Passage shown:
# # #

Depth-Anything icon indicating copy to clipboard operation
Depth-Anything copied to clipboard

Depth-Anything Small encoder for metric depth estimation?

Open Denny-kef opened this issue 1 year ago • 7 comments

What steps would you recommend taking for using the small depth anything relative depth estimation model with the metric depth estimation pipeline? Will it need to be re-trained or should I be able to swap them and it still work somewhat correctly?

Denny-kef avatar Feb 08 '24 20:02 Denny-kef

I finetuned a metric depth model on custom dataset. From my tinkering with depth anything codebase:

To switch encoder: You need to modify build function as shown below:

https://github.com/LiheYoung/Depth-Anything/blob/e7ef4b4b7a0afd8a05ce9564f04c1e5b68268516/metric_depth/zoedepth/models/base_models/depth_anything.py#L334

Replace depth_anything = DPT_DINOv2(encoder='vitl', out_channels=[256, 512, 1024, 1024], use_clstoken=False) By depth_anything = DPT_DINOv2(encoder='vits', features=64, out_channels=[48, 96, 192, 384], use_clstoken=False)

# # #

Exercise input:
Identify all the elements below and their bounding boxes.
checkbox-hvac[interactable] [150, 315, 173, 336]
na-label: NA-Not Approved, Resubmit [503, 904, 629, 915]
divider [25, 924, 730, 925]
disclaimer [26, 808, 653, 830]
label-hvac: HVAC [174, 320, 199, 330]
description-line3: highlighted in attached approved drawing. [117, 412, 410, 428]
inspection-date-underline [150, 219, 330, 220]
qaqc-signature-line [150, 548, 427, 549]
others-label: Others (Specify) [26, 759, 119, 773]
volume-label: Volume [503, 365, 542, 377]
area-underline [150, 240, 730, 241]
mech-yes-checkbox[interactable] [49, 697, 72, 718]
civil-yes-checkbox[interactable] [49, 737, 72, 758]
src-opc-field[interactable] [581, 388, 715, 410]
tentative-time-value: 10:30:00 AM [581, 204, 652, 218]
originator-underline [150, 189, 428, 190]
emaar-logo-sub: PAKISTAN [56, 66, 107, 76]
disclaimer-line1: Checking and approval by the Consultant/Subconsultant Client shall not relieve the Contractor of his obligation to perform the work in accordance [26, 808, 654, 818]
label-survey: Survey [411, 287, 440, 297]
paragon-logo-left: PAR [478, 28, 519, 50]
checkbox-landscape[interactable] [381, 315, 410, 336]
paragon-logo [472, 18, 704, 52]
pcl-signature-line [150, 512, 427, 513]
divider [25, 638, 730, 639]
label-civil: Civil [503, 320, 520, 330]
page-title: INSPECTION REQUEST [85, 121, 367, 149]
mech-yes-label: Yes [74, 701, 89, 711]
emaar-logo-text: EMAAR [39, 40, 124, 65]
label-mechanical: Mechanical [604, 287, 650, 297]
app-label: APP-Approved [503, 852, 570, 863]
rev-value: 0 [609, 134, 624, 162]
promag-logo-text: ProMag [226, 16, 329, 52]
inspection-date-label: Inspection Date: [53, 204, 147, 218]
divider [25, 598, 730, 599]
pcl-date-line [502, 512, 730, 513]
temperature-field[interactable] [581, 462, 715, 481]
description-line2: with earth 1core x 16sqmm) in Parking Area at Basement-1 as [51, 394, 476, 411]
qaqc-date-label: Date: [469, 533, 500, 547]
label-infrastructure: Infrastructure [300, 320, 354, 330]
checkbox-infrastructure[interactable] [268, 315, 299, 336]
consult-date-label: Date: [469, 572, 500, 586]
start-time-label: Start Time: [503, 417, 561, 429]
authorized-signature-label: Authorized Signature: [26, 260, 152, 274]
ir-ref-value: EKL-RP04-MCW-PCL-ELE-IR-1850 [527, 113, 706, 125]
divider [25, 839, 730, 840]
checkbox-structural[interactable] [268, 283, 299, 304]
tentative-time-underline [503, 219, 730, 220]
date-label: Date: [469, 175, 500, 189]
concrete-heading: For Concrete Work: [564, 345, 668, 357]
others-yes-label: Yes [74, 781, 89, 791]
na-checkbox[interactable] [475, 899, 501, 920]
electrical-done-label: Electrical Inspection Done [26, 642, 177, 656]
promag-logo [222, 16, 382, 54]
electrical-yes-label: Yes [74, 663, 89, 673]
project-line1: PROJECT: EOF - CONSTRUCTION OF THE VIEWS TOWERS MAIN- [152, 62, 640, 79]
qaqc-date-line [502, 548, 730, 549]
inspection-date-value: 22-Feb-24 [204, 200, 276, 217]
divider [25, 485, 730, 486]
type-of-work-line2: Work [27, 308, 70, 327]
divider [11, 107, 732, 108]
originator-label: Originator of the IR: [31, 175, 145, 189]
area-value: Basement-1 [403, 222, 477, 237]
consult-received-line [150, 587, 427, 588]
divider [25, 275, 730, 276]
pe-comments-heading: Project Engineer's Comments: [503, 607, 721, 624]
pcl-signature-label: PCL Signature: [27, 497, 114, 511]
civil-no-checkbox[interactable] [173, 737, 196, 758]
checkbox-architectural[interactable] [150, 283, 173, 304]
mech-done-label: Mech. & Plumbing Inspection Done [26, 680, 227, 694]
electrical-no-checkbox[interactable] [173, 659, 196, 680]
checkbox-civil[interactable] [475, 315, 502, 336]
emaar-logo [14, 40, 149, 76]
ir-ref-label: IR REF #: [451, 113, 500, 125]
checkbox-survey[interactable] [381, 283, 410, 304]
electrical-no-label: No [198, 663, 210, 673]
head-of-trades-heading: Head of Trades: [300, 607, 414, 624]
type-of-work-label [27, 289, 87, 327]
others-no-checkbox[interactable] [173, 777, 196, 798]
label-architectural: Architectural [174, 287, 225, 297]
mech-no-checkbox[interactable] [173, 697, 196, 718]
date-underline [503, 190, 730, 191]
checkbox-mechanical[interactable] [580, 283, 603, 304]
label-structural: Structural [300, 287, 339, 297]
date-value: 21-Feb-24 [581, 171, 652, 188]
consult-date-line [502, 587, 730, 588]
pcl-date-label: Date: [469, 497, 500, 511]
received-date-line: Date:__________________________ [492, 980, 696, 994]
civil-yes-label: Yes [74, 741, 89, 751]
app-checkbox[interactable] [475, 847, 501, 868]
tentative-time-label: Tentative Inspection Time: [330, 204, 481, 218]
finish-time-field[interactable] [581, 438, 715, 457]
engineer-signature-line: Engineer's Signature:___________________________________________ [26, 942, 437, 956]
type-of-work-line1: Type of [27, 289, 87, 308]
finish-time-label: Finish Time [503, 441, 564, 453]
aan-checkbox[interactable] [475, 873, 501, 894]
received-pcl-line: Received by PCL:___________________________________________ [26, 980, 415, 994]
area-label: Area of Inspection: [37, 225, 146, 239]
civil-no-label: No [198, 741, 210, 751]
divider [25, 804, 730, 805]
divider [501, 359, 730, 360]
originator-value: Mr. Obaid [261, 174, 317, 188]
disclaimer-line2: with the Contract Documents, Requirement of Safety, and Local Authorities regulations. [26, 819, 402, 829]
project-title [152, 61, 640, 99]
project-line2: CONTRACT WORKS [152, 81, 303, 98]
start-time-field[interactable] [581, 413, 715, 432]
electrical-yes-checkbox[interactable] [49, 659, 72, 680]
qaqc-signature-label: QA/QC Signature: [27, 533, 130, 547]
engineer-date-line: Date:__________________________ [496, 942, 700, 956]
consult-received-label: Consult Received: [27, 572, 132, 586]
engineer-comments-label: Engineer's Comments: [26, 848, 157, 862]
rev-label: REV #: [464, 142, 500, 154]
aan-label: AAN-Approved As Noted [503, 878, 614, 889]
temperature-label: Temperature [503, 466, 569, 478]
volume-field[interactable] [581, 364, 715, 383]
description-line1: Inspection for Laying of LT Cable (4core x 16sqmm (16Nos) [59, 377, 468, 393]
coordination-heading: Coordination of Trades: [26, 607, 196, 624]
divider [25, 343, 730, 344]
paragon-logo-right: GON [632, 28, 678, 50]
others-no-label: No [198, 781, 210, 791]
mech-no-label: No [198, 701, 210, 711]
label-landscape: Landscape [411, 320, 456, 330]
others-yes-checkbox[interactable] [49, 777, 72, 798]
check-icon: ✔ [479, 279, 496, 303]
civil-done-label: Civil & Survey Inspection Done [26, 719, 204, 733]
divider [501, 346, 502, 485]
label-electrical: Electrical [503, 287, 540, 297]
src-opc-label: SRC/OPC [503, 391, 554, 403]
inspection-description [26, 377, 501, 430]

# # #

Tasks to perform:
1. Repeat the Depth-Anything issue thread word for word.
2. Reproduce the entries verbatim, starting at their first line and ending at the line containing "paragon-logo [472, 18, 704, 52]".
The entries have no connection to the Depth-Anything issue thread.

Answers per task:
1.
Depth-Anything icon indicating copy to clipboard operation
Depth-Anything copied to clipboard

Depth-Anything Small encoder for metric depth estimation?

Open Denny-kef opened this issue 1 year ago • 7 comments

What steps would you recommend taking for using the small depth anything relative depth estimation model with the metric depth estimation pipeline? Will it need to be re-trained or should I be able to swap them and it still work somewhat correctly?

Denny-kef avatar Feb 08 '24 20:02 Denny-kef

I finetuned a metric depth model on custom dataset. From my tinkering with depth anything codebase:

To switch encoder: You need to modify build function as shown below:

https://github.com/LiheYoung/Depth-Anything/blob/e7ef4b4b7a0afd8a05ce9564f04c1e5b68268516/metric_depth/zoedepth/models/base_models/depth_anything.py#L334

Replace depth_anything = DPT_DINOv2(encoder='vitl', out_channels=[256, 512, 1024, 1024], use_clstoken=False) By depth_anything = DPT_DINOv2(encoder='vits', features=64, out_channels=[48, 96, 192, 384], use_clstoken=False)

2.
Identify all the elements below and their bounding boxes.
checkbox-hvac[interactable] [150, 315, 173, 336]
na-label: NA-Not Approved, Resubmit [503, 904, 629, 915]
divider [25, 924, 730, 925]
disclaimer [26, 808, 653, 830]
label-hvac: HVAC [174, 320, 199, 330]
description-line3: highlighted in attached approved drawing. [117, 412, 410, 428]
inspection-date-underline [150, 219, 330, 220]
qaqc-signature-line [150, 548, 427, 549]
others-label: Others (Specify) [26, 759, 119, 773]
volume-label: Volume [503, 365, 542, 377]
area-underline [150, 240, 730, 241]
mech-yes-checkbox[interactable] [49, 697, 72, 718]
civil-yes-checkbox[interactable] [49, 737, 72, 758]
src-opc-field[interactable] [581, 388, 715, 410]
tentative-time-value: 10:30:00 AM [581, 204, 652, 218]
originator-underline [150, 189, 428, 190]
emaar-logo-sub: PAKISTAN [56, 66, 107, 76]
disclaimer-line1: Checking and approval by the Consultant/Subconsultant Client shall not relieve the Contractor of his obligation to perform the work in accordance [26, 808, 654, 818]
label-survey: Survey [411, 287, 440, 297]
paragon-logo-left: PAR [478, 28, 519, 50]
checkbox-landscape[interactable] [381, 315, 410, 336]
paragon-logo [472, 18, 704, 52]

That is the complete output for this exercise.